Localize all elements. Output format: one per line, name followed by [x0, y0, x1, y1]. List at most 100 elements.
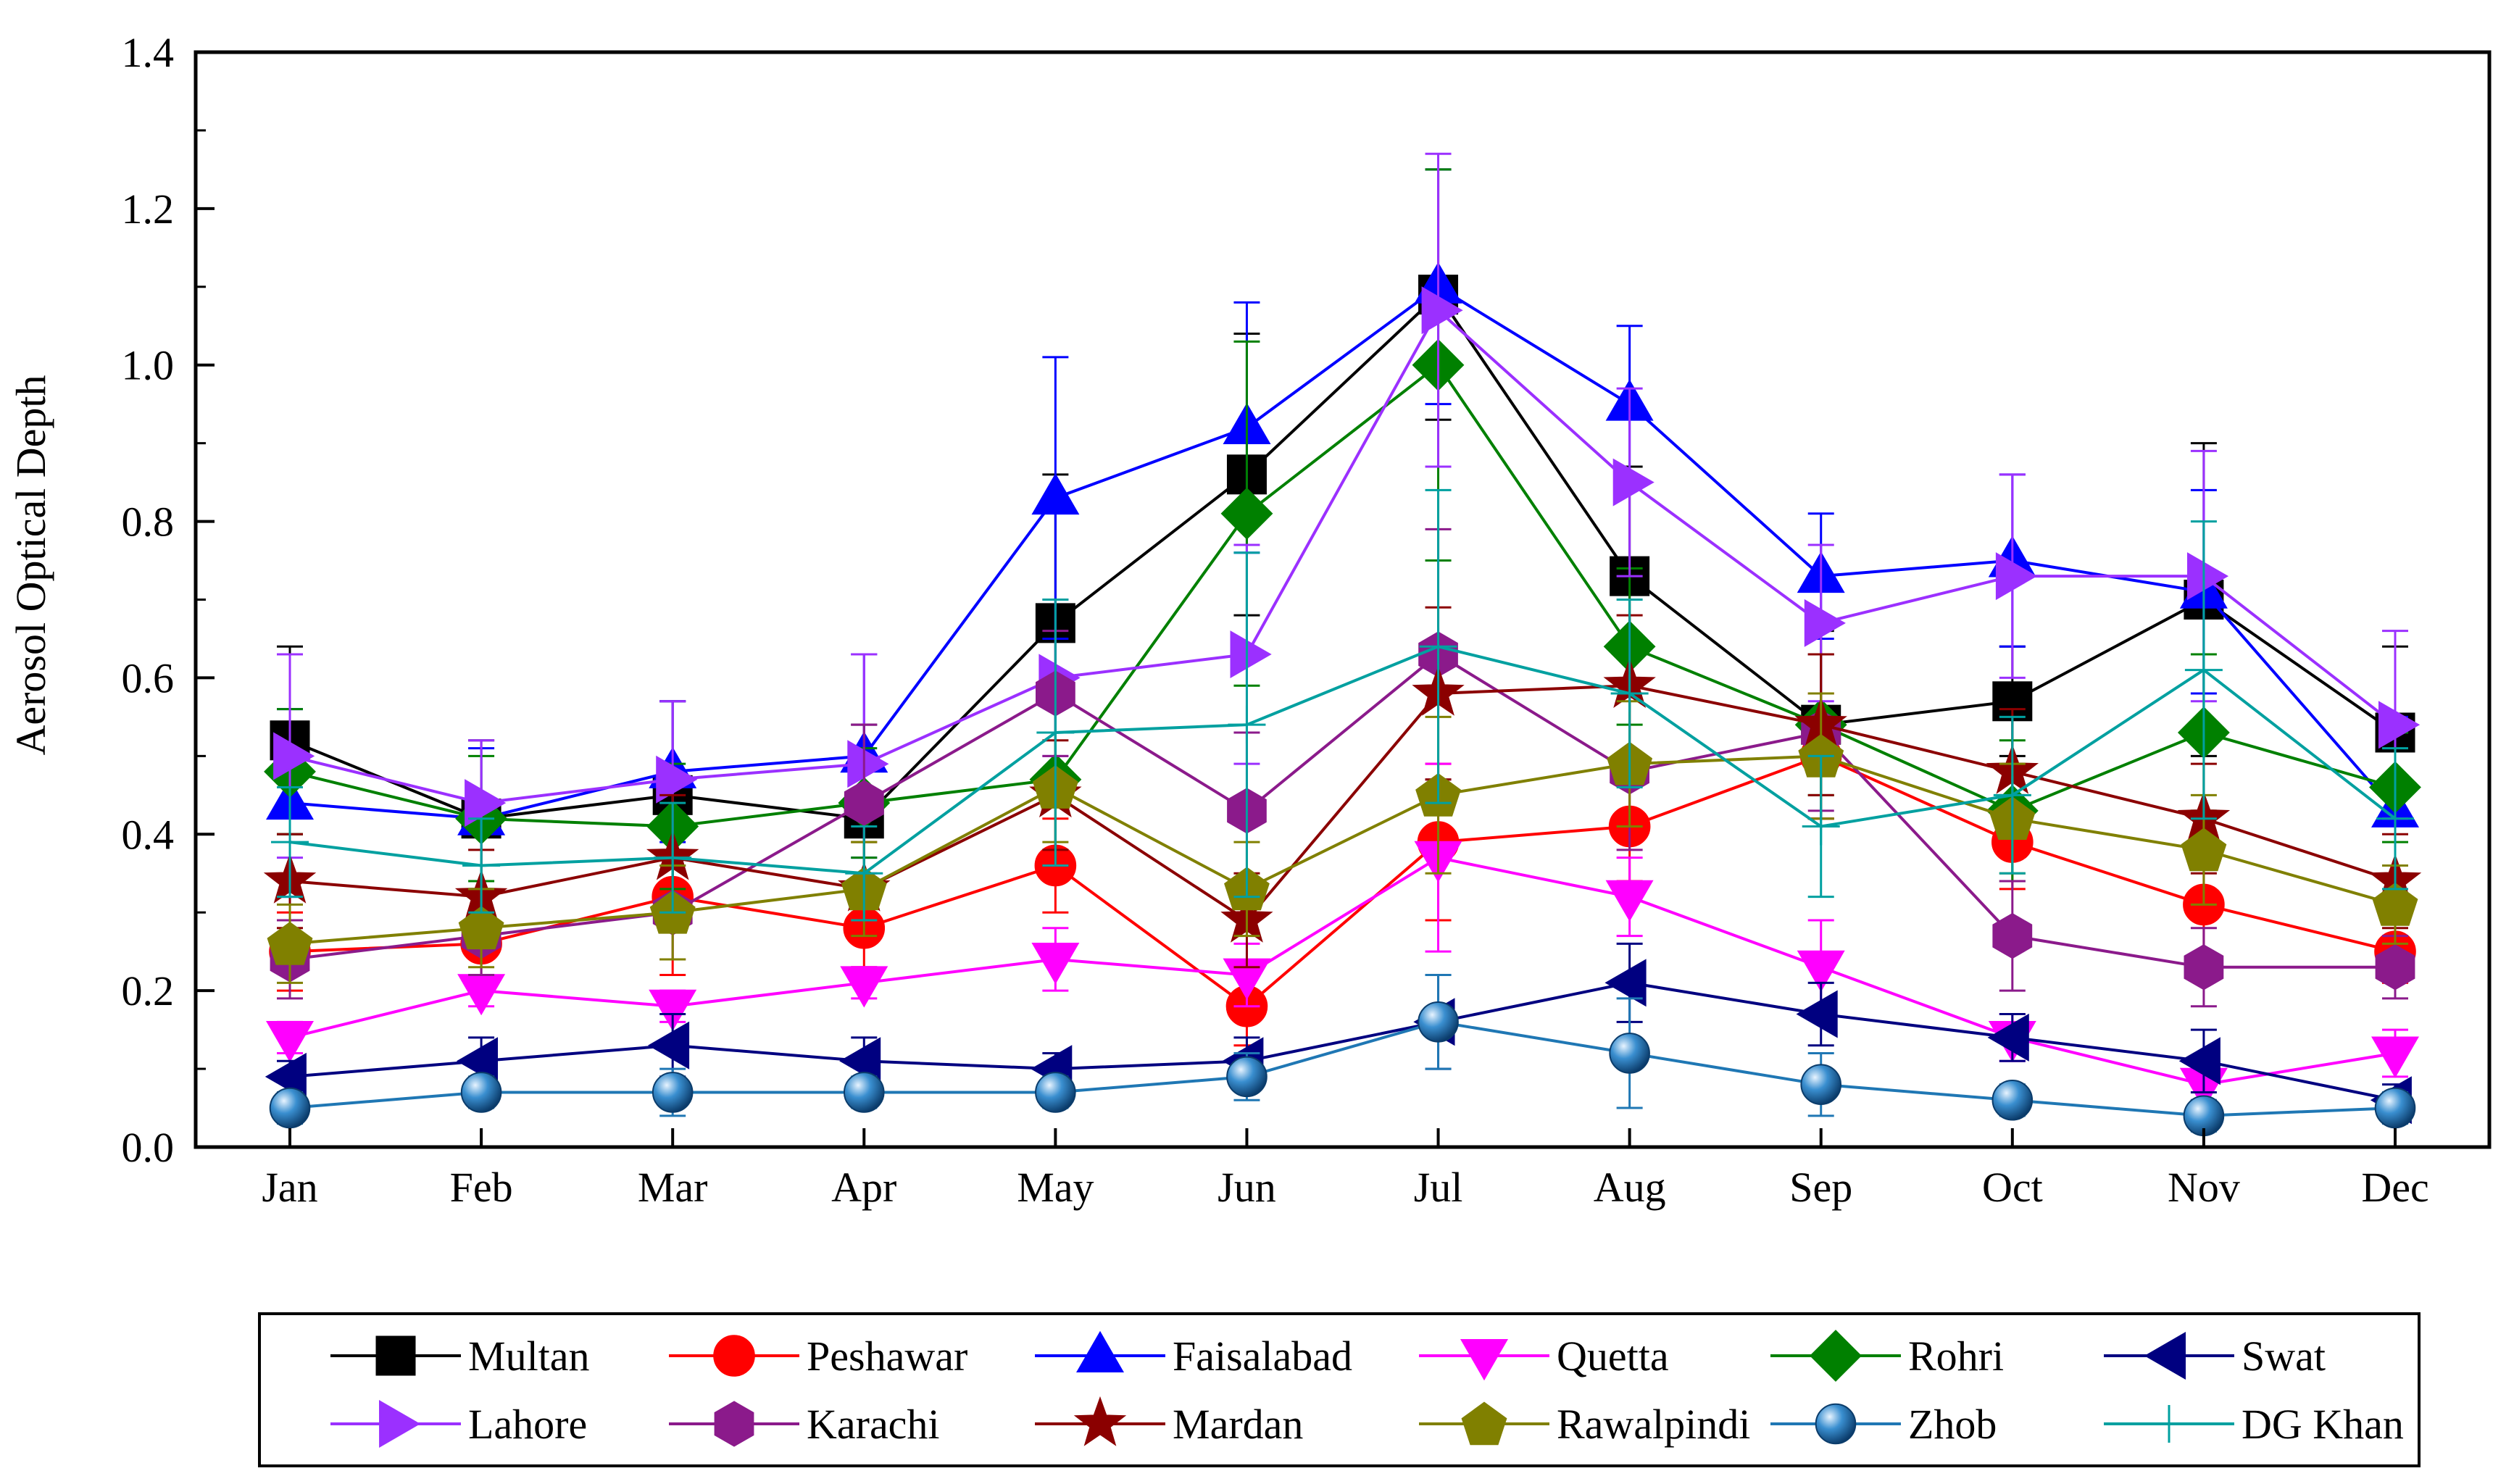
legend-marker: [1460, 1339, 1508, 1381]
series-line: [289, 754, 2396, 946]
data-point: [1993, 776, 2031, 814]
data-point: [652, 1072, 694, 1113]
legend-item: Mardan: [1035, 1396, 1303, 1448]
data-point: [2187, 552, 2229, 601]
data-point: [1036, 713, 1075, 751]
x-tick-label: Jun: [1218, 1164, 1276, 1211]
x-tick-label: May: [1017, 1164, 1094, 1211]
data-point: [1992, 912, 2033, 959]
legend-item: Quetta: [1419, 1333, 1669, 1381]
legend-label: Rawalpindi: [1557, 1401, 1750, 1448]
series-line: [289, 308, 2397, 805]
data-point: [1987, 1013, 2029, 1062]
data-point: [1228, 706, 1266, 744]
data-point: [654, 838, 692, 877]
data-point: [1612, 458, 1655, 507]
series-line: [289, 362, 2396, 828]
series-line: [289, 856, 2396, 1086]
legend-marker: [1815, 1403, 1857, 1445]
data-point: [465, 779, 507, 828]
data-point: [460, 1072, 502, 1113]
data-point: [2178, 1037, 2220, 1085]
series-line: [289, 754, 2396, 1009]
y-tick-label: 0.2: [122, 967, 175, 1014]
legend-label: Faisalabad: [1173, 1333, 1352, 1380]
x-tick-label: Jan: [262, 1164, 317, 1211]
axes: 0.0 0.2 0.4 0.6 0.8 1.0 1.2 1.4 Jan Feb Mar Apr May J…: [122, 29, 2492, 1211]
legend-marker: [378, 1400, 421, 1448]
data-point: [845, 854, 883, 893]
legend-label: Quetta: [1557, 1333, 1669, 1380]
data-point: [2184, 651, 2223, 689]
y-tick-label: 0.0: [122, 1124, 175, 1171]
data-point: [458, 906, 504, 950]
legend-label: Karachi: [807, 1401, 940, 1448]
data-point: [1226, 1056, 1268, 1098]
data-point: [2184, 944, 2224, 991]
data-point: [1035, 1072, 1076, 1113]
data-point: [265, 1052, 307, 1101]
data-point: [843, 1072, 885, 1113]
legend-label: DG Khan: [2242, 1401, 2404, 1448]
data-point: [1421, 286, 1463, 335]
legend-marker: [2144, 1332, 2186, 1380]
data-point: [1419, 628, 1457, 666]
data-point: [648, 1021, 690, 1070]
data-point: [649, 989, 697, 1031]
data-point: [1800, 1064, 1842, 1105]
data-point: [273, 732, 315, 780]
data-point: [1796, 990, 1838, 1038]
data-point: [271, 823, 309, 862]
data-point: [1609, 1033, 1650, 1074]
y-axis-title: Aerosol Optical Depth: [7, 375, 54, 755]
y-tick-label: 1.4: [122, 29, 175, 76]
legend-marker: [2150, 1405, 2188, 1443]
legend-label: Lahore: [468, 1401, 587, 1448]
legend-item: Rohri: [1770, 1330, 2004, 1382]
data-point: [1604, 959, 1647, 1007]
x-tick-label: Sep: [1789, 1164, 1852, 1211]
data-point: [1991, 1079, 2034, 1121]
data-point: [1031, 943, 1080, 985]
data-point: [839, 1037, 881, 1085]
legend-item: DG Khan: [2104, 1401, 2404, 1448]
x-tick-label: Apr: [831, 1164, 896, 1211]
data-point: [1802, 807, 1840, 846]
x-tick-label: Jul: [1414, 1164, 1463, 1211]
legend-box: [258, 1312, 2421, 1467]
legend-item: Rawalpindi: [1419, 1401, 1750, 1448]
legend-marker: [1461, 1401, 1507, 1446]
series-line: [289, 1020, 2396, 1117]
legend-marker: [1073, 1396, 1127, 1446]
legend-item: Faisalabad: [1035, 1330, 1352, 1380]
data-point: [1230, 630, 1272, 678]
series-rawalpindi: [267, 692, 2418, 984]
series-line: [289, 285, 2397, 820]
x-tick-label: Oct: [1982, 1164, 2043, 1211]
data-point: [266, 1021, 314, 1063]
data-point: [2376, 799, 2414, 838]
data-point: [1220, 487, 1273, 540]
data-point: [2372, 882, 2418, 926]
series-line: [289, 645, 2397, 875]
data-point: [2181, 828, 2227, 872]
x-tick-label: Dec: [2361, 1164, 2428, 1211]
data-point: [2374, 1087, 2416, 1129]
data-point: [1995, 552, 2037, 601]
legend-marker: [713, 1335, 755, 1377]
legend-label: Rohri: [1908, 1333, 2004, 1380]
legend-item: Zhob: [1770, 1401, 1997, 1448]
legend-label: Multan: [468, 1333, 590, 1380]
series-zhob: [269, 974, 2416, 1137]
legend-label: Swat: [2242, 1333, 2326, 1380]
legend-label: Mardan: [1173, 1401, 1303, 1448]
x-tick-label: Aug: [1594, 1164, 1666, 1211]
x-tick-label: Nov: [2168, 1164, 2240, 1211]
y-tick-label: 0.4: [122, 811, 175, 858]
x-tick-label: Mar: [638, 1164, 708, 1211]
legend-marker: [1810, 1330, 1862, 1382]
legend-item: Lahore: [330, 1400, 587, 1448]
data-point: [2378, 701, 2421, 749]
----------
Given task:
Reproduce every item above word for word, and leave the pictures out of your copy.

Response:
Localize all elements. Output format: one per line, name followed by [x0, y0, x1, y1]. List at most 100 elements.
legend-marker: [1460, 1339, 1508, 1381]
series-line: [289, 754, 2396, 946]
data-point: [1993, 776, 2031, 814]
data-point: [652, 1072, 694, 1113]
legend-item: Mardan: [1035, 1396, 1303, 1448]
data-point: [2187, 552, 2229, 601]
data-point: [1036, 713, 1075, 751]
x-tick-label: Jun: [1218, 1164, 1276, 1211]
x-tick-label: May: [1017, 1164, 1094, 1211]
data-point: [1992, 912, 2033, 959]
legend-item: Quetta: [1419, 1333, 1669, 1381]
legend-label: Rawalpindi: [1557, 1401, 1750, 1448]
series-line: [289, 308, 2397, 805]
data-point: [1987, 1013, 2029, 1062]
data-point: [1228, 706, 1266, 744]
data-point: [654, 838, 692, 877]
data-point: [1612, 458, 1655, 507]
series-line: [289, 362, 2396, 828]
series-line: [289, 856, 2396, 1086]
legend-marker: [1815, 1403, 1857, 1445]
data-point: [465, 779, 507, 828]
data-point: [460, 1072, 502, 1113]
data-point: [2178, 1037, 2220, 1085]
series-line: [289, 754, 2396, 1009]
y-tick-label: 0.2: [122, 967, 175, 1014]
legend-label: Faisalabad: [1173, 1333, 1352, 1380]
x-tick-label: Jan: [262, 1164, 317, 1211]
axes: 0.0 0.2 0.4 0.6 0.8 1.0 1.2 1.4 Jan Feb Mar Apr May J…: [122, 29, 2492, 1211]
legend-marker: [378, 1400, 421, 1448]
data-point: [845, 854, 883, 893]
legend-label: Quetta: [1557, 1333, 1669, 1380]
data-point: [2184, 651, 2223, 689]
y-tick-label: 0.0: [122, 1124, 175, 1171]
data-point: [458, 906, 504, 950]
legend-label: Karachi: [807, 1401, 940, 1448]
data-point: [1226, 1056, 1268, 1098]
data-point: [2184, 944, 2224, 991]
data-point: [1035, 1072, 1076, 1113]
data-point: [265, 1052, 307, 1101]
data-point: [843, 1072, 885, 1113]
legend-label: DG Khan: [2242, 1401, 2404, 1448]
data-point: [1421, 286, 1463, 335]
legend-marker: [2144, 1332, 2186, 1380]
data-point: [1419, 628, 1457, 666]
data-point: [648, 1021, 690, 1070]
data-point: [649, 989, 697, 1031]
data-point: [1800, 1064, 1842, 1105]
data-point: [273, 732, 315, 780]
data-point: [1796, 990, 1838, 1038]
data-point: [271, 823, 309, 862]
data-point: [1609, 1033, 1650, 1074]
y-axis-title: Aerosol Optical Depth: [7, 375, 54, 755]
y-tick-label: 1.4: [122, 29, 175, 76]
legend-marker: [2150, 1405, 2188, 1443]
legend-label: Lahore: [468, 1401, 587, 1448]
legend-item: Rohri: [1770, 1330, 2004, 1382]
data-point: [1604, 959, 1647, 1007]
x-tick-label: Sep: [1789, 1164, 1852, 1211]
data-point: [1991, 1079, 2034, 1121]
data-point: [1031, 943, 1080, 985]
data-point: [839, 1037, 881, 1085]
legend-item: DG Khan: [2104, 1401, 2404, 1448]
x-tick-label: Apr: [831, 1164, 896, 1211]
data-point: [1802, 807, 1840, 846]
x-tick-label: Jul: [1414, 1164, 1463, 1211]
legend-box: [258, 1312, 2421, 1467]
legend-item: Rawalpindi: [1419, 1401, 1750, 1448]
legend-marker: [1461, 1401, 1507, 1446]
series-line: [289, 1020, 2396, 1117]
legend-marker: [1073, 1396, 1127, 1446]
legend-item: Faisalabad: [1035, 1330, 1352, 1380]
data-point: [1230, 630, 1272, 678]
series-rawalpindi: [267, 692, 2418, 984]
series-line: [289, 285, 2397, 820]
x-tick-label: Oct: [1982, 1164, 2043, 1211]
data-point: [266, 1021, 314, 1063]
data-point: [2376, 799, 2414, 838]
data-point: [1220, 487, 1273, 540]
data-point: [2372, 882, 2418, 926]
series-line: [289, 645, 2397, 875]
data-point: [2181, 828, 2227, 872]
x-tick-label: Dec: [2361, 1164, 2428, 1211]
data-point: [2374, 1087, 2416, 1129]
data-point: [1995, 552, 2037, 601]
legend-marker: [713, 1335, 755, 1377]
legend-label: Rohri: [1908, 1333, 2004, 1380]
legend-item: Zhob: [1770, 1401, 1997, 1448]
legend-label: Multan: [468, 1333, 590, 1380]
series-zhob: [269, 974, 2416, 1137]
legend-label: Swat: [2242, 1333, 2326, 1380]
legend-label: Mardan: [1173, 1401, 1303, 1448]
x-tick-label: Aug: [1594, 1164, 1666, 1211]
x-tick-label: Nov: [2168, 1164, 2240, 1211]
y-tick-label: 0.4: [122, 811, 175, 858]
x-tick-label: Mar: [638, 1164, 708, 1211]
legend-marker: [1810, 1330, 1862, 1382]
legend-item: Lahore: [330, 1400, 587, 1448]
data-point: [2378, 701, 2421, 749]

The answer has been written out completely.